Our readers really like baseball stats, but they like looking at ones that matter. It’s our job to make sure that our statistics matter, that they communicate something meaningful, and that they do it in a useful way.

For us to add a stat, it doesn’t have to be world-shaking. It can merely be interesting (and some people may not even agree on that). But it does have to meet a few criteria:

  • It needs to be different enough from our existing metrics to provide added value. Perhaps not substantivelyit can say the same thing, so long as the presentation is different enough that there’s some value in having both presentations.
  • When a new metric disagrees with an existing metric, it’s important to make sure that we can clearly communicate why the two differ, and what the value is to having both answers. If we think one metric is provably better than the other, we use that one instead.

We plan to continue adding things to our sortable reports over the offseason, but when we do so it’ll be guided by those two considerations. Now, on to the fun stuff.

We’ve introduced two new metrics that should seem rather familiar to most of you, even if we’ve never presented them ourselves. They’re “plus” metrics, similar to OPS+ and ERA+ from Baseball Reference.

Let’s start with RPA+ (RPA_PLUS in the sortables), which is our new offensive rate stat along the lines of OPS+. What it isn’t is a departure from how we evaluate hitters currently; TAv and RPA+ will return the exact same rank order of batters. At the core of both of them is the exact same adjusted runs per plate appearance, figured using linear weights values derived from run expectancy tables. In this case, there is no right or wrong way to handle the scaling of adjusted R/PA for presentationsome people find it more intuitive to look at R/PA scaled to batting average, others to 100. (There are also technical reasons to prefer either, based upon what you’re doing with each.) Essentially, they’re two ways of looking at the same informationcomplementary, rather than redundant or competing.

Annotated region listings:
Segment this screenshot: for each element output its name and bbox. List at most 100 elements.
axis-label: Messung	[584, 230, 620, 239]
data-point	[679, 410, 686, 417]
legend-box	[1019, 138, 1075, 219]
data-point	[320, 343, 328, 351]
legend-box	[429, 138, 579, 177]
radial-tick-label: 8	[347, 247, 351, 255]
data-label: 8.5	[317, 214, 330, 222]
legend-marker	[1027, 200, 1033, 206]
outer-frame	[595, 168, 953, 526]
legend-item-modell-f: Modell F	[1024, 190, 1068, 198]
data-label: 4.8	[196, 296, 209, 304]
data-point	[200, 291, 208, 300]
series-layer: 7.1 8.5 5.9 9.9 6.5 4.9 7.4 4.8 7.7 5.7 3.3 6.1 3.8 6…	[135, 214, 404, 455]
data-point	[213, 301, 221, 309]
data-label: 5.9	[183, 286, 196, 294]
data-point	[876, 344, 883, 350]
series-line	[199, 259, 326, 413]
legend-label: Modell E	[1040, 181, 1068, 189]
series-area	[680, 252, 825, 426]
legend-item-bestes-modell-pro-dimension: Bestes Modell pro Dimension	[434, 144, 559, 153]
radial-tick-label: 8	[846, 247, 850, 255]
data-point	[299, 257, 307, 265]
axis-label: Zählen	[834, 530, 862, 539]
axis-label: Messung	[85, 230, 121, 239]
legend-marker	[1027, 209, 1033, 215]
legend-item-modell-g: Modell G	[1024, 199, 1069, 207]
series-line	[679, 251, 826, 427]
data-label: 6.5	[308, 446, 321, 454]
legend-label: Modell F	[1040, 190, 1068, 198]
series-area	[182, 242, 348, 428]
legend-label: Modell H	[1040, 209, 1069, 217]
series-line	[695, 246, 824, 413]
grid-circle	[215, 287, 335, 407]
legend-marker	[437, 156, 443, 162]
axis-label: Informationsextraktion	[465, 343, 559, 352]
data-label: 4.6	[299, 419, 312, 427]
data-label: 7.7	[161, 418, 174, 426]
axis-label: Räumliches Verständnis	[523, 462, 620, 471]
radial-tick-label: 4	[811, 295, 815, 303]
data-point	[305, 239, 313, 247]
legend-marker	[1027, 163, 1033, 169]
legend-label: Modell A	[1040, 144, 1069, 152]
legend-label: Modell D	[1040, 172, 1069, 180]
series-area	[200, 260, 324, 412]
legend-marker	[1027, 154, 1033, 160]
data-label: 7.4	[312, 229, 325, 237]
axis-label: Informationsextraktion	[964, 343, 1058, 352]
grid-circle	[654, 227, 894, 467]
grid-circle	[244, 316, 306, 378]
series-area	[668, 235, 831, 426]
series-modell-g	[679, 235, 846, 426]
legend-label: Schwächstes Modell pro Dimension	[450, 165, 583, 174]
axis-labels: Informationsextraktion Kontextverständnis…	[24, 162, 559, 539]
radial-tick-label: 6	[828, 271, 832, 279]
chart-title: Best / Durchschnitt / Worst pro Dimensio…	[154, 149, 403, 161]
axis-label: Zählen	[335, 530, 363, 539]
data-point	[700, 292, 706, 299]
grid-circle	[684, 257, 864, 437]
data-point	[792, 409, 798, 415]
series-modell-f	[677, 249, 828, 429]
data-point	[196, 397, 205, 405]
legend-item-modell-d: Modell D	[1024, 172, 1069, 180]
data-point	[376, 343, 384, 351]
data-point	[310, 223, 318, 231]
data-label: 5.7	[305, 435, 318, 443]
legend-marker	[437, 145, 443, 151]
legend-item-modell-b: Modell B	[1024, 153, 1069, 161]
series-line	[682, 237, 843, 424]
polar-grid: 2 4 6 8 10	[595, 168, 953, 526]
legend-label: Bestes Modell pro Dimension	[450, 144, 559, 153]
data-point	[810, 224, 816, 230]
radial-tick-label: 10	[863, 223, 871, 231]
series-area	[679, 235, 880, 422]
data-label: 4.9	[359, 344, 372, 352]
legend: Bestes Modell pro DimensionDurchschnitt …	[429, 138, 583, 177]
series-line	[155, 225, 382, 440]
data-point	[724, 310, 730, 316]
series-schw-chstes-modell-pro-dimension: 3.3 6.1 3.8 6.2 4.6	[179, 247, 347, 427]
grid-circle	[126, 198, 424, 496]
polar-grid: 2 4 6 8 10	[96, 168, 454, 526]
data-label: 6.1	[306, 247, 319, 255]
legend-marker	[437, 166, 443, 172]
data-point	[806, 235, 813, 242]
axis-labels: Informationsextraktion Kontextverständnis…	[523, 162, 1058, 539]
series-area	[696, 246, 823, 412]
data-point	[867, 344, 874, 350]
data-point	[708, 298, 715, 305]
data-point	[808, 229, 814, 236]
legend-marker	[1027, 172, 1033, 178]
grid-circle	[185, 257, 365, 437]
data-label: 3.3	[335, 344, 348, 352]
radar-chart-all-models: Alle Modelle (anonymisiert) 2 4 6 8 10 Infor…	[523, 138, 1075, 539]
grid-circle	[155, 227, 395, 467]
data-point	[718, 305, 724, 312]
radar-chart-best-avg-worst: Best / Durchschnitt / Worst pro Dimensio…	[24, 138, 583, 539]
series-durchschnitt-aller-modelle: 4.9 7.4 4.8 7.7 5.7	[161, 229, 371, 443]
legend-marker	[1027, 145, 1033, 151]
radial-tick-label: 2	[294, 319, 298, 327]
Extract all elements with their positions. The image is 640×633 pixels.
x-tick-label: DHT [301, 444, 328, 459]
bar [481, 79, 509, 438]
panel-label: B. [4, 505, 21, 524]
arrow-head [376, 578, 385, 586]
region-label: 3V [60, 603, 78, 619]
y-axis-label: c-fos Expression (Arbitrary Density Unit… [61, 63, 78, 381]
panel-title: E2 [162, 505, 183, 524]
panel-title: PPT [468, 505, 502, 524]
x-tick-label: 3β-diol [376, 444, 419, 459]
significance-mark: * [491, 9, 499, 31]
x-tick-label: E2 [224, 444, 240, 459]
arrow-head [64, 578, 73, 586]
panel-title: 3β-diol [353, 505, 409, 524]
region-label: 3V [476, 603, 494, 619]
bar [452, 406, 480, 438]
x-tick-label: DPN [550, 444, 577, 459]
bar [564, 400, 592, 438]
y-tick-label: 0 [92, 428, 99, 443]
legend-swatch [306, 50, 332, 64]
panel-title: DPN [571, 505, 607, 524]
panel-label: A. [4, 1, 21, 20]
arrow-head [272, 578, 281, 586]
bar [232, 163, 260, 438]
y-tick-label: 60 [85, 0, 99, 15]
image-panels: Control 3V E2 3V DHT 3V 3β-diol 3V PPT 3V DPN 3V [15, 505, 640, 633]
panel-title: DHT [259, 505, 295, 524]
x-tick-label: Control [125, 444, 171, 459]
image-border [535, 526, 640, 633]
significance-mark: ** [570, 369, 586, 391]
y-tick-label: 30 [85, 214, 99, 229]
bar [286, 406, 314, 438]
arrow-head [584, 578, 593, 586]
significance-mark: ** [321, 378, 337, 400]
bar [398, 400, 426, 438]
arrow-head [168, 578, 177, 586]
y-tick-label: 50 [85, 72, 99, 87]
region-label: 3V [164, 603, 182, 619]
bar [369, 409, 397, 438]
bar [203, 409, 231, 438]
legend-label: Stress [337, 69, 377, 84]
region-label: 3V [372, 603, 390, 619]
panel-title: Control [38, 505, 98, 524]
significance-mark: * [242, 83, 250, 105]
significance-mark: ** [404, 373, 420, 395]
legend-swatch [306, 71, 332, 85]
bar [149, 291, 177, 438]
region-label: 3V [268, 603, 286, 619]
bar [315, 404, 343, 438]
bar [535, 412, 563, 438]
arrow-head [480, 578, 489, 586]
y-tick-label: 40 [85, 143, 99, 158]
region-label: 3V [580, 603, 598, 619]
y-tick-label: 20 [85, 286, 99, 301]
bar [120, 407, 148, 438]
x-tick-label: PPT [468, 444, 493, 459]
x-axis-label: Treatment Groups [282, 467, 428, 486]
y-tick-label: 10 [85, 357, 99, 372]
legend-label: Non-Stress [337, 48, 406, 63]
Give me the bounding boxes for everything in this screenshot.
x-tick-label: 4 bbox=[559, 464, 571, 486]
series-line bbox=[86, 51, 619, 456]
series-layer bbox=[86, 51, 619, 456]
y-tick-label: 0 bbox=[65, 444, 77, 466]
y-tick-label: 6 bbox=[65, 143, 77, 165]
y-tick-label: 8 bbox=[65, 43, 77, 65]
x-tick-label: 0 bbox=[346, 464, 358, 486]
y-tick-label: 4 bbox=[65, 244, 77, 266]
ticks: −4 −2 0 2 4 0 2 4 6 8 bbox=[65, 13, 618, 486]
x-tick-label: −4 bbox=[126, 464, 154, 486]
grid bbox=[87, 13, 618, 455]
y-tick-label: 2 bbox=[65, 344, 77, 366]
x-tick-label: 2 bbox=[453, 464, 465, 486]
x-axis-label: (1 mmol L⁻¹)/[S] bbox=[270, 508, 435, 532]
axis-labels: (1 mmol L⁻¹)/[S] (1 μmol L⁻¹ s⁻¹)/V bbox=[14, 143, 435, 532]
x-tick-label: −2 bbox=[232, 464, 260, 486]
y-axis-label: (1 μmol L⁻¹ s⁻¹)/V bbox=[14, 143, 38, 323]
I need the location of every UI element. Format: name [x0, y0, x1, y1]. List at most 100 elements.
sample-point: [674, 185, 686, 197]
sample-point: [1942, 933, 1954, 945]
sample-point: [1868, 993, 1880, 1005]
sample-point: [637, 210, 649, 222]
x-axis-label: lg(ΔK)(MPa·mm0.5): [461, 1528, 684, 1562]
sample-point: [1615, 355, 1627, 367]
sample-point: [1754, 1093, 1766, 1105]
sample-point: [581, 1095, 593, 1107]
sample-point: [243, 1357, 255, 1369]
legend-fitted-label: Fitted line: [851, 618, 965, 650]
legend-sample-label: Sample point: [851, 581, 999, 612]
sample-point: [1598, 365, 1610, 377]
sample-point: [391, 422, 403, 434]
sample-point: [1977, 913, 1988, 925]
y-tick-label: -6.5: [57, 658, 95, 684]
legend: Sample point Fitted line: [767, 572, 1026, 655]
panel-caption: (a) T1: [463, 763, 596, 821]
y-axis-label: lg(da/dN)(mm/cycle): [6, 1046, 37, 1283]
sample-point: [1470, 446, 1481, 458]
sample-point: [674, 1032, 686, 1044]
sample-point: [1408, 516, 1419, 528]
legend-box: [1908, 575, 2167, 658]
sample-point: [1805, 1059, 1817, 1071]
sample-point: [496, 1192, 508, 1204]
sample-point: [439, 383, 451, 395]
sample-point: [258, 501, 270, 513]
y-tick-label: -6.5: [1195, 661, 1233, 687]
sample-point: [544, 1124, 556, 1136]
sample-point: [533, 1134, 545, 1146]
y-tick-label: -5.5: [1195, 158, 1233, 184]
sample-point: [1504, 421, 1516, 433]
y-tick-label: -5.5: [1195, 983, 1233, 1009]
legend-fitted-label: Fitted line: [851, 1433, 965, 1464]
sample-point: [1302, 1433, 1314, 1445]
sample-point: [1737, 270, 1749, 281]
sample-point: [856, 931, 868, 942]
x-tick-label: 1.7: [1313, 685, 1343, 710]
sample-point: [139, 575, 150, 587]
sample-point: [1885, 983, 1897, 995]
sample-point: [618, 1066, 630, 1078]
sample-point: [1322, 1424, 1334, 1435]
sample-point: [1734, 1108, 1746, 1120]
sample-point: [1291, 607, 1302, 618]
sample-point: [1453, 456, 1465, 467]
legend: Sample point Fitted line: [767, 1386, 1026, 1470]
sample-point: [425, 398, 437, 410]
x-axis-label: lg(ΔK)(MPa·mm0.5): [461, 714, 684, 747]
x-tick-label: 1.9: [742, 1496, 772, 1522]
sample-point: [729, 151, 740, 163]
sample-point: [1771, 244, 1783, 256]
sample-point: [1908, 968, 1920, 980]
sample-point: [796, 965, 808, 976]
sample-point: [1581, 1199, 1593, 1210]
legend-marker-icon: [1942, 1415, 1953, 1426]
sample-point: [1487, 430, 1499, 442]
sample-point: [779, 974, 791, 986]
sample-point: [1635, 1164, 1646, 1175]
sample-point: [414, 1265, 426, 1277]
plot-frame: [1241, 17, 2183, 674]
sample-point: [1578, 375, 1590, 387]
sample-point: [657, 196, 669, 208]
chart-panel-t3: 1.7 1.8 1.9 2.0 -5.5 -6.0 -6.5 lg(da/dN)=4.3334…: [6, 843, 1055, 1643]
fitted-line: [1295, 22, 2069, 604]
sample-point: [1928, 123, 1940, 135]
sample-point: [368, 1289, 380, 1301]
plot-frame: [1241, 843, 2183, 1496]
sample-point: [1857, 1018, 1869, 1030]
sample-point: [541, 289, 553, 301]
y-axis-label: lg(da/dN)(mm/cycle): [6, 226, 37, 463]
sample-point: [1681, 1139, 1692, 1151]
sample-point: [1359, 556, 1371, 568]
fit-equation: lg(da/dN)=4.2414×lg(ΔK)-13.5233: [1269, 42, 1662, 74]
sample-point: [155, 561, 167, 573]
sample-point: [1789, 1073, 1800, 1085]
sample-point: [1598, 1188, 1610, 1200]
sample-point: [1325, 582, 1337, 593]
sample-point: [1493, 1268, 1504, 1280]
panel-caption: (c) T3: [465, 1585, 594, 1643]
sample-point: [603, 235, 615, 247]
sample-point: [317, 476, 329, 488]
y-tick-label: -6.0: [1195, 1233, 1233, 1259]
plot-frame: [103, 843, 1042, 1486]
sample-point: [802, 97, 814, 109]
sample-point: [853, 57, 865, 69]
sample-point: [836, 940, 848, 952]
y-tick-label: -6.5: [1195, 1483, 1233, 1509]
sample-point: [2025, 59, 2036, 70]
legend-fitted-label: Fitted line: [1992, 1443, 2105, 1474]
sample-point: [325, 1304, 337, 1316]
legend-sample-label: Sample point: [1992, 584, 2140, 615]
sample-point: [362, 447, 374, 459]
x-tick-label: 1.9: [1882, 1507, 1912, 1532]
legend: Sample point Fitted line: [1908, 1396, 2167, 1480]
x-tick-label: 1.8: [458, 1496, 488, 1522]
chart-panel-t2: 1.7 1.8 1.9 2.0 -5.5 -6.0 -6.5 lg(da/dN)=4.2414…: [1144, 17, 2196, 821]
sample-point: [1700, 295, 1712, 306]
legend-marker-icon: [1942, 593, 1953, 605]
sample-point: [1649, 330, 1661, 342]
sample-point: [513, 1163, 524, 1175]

◆ SHORT EXERCISE 1:
In the baseball statistics excerpt, which two metrics return the exact same rank order of batters?
◆ SHORT EXERCISE 2:
Please continue the baseball statistics excerpt from its final sentence.

◆ TASK RESPONSE 1:
TAv and RPA+.

◆ TASK RESPONSE 2:
So why might you prefer RPA+ to OPS+? There are a few reasons:

  • RPA+ includes a league quality adjustment. Batters in the AL face tougher pitchers, and so the same batting line in the AL means a better hitter. TAv and RPA+ capture this, while OPS+ ignores it.
  • RPA+ is a better estimate of a batter’s production than OPS+, which undervalues high OBP, low SLG players and overvalues high SLG, low OBP players.

The complement to RPA+ is Fair RA+, again similar to ERA+. Unlike with RPA+, Fair RA+ will return a different order than Fair RA, because it includes park and league adjustments. Why favor Fair RA+ over ERA?

  • Fair RA separates what a pitcher has done from our estimate of his defensive support.
  • Fair RA uses all runs, not just earned runsERA+ will overrate a groundball pitcher relative to a flyball pitcher with equivalent production.
  • Fair RA uses a different construction to produce the scaling factor. ERA+ is actually the league average ERA divided by the player’s own ERA, in order to make larger values better (rather than allowing smaller values to be better). We take Fair RA, divide by the league average, and subtract the result from two. This gives the same “bigger is better” property ERA+ has but keeps the units meaningful and makes it easier to work with mathematically. Patriot explains the reasons for this, but in summary, taking a weighted average of ERA+ across seasons is more unnecessarily complicated, and it makes the units of ERA+ essentially meaningless. A Fair RA+ of 110, for instance, means a pitcher's Fair RA is 10% better (that is to say, lower) than the league average. ERA+ doesn't behave linearly at all. Comparing the two methods, setting 4.5 as the league average:

    Graph of the two methods of normalizing to league average.

What I've called "two-minus" is the method we are using; "inverse" is the method behind ERA+. What you find is that an additional 10 points of ERA+ means different things based upon where on the curve that additional 10 points occurs, while 10 points of Fair RA+ consistently means the same thing for any point of the scale.

Since I’ve taken the time to point out yet again how OPS falls short of linear weights-based measures of offense, I’d also like to announce that we’ve included TAv and RPA+ on the batter and pitcher opponent quality reports. We’ve retained the slash lines and OPS as well, but this is one place where we can put our money where our mouth is as far as putting our preferred offensive metrics out there for consumption. We’ve also added TAv against for pitchers, for those who want to see a pitcher’s performance in those terms. (Yes, TAv against attributes all fielding performance to the pitcher. Under consideration is a derivation of TAv against that is more DIPSy.)

We’re also introducing a new breakdown for batting WARP, which you can find in this custom sortable report. We’ve broken WARP apart so you have a better idea of what goes into each players’s numbers. Included are:

  • Batting Runs Above Average, or BRAA
  • REP_LEVEL, which is the amount added to a player’s BRAA to give us runs above replacement.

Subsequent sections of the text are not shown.